TASK INSTRUCTIONS:
In the entries below, count every line containing "Доставка". Reply with the number alone.

# # #

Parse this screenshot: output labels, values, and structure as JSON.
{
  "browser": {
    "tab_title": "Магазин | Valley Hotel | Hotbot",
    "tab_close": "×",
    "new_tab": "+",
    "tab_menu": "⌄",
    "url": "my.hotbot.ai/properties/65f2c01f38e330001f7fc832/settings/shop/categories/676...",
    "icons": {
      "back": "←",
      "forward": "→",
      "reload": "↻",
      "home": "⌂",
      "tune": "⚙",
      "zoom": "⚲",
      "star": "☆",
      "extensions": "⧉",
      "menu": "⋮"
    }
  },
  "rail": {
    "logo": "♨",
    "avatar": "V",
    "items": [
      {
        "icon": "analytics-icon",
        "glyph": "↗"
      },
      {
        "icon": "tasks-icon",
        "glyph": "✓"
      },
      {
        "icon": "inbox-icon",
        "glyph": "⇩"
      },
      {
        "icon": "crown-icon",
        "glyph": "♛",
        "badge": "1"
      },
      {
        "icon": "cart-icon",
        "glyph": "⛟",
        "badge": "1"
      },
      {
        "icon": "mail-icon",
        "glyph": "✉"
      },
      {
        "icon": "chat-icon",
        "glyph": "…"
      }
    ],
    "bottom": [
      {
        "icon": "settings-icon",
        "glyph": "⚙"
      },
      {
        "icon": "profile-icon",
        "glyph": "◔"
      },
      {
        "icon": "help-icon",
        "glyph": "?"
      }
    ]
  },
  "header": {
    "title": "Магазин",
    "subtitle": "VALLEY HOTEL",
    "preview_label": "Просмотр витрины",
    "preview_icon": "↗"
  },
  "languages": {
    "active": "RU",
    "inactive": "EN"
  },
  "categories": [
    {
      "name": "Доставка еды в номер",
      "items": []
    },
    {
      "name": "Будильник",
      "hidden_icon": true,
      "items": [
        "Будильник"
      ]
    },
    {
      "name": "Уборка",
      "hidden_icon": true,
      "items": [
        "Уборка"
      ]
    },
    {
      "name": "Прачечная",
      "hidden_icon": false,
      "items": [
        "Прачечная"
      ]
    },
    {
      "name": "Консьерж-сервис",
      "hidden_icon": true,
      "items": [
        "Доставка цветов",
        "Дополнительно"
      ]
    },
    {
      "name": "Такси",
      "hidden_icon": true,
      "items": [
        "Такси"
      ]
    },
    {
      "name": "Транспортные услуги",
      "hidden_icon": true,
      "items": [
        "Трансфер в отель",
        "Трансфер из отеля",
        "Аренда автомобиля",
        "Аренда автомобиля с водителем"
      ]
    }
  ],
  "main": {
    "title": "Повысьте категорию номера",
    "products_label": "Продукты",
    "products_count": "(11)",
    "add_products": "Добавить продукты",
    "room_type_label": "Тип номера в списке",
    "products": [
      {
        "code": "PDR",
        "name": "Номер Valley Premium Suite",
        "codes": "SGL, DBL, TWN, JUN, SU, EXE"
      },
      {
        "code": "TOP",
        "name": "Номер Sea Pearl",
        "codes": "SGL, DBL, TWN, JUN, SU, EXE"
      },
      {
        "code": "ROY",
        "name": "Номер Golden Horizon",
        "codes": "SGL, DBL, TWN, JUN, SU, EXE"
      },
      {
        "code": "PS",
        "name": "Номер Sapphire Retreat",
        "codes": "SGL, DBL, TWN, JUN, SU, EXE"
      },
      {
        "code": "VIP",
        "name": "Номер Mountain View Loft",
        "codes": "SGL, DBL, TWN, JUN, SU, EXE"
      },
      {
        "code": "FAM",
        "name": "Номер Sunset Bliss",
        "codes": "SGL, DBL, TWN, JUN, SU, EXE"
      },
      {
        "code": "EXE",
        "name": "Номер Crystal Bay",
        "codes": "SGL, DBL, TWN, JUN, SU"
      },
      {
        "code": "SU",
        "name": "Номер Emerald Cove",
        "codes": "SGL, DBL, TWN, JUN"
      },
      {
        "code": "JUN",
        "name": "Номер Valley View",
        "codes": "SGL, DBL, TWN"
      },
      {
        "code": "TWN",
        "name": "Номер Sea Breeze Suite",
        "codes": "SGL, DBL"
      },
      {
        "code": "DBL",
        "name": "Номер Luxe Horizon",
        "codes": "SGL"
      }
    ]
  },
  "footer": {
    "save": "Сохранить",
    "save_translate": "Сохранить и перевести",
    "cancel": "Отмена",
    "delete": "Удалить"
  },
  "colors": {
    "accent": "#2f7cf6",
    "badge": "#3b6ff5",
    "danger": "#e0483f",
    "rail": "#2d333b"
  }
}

# # #

TASK OUTPUT:
2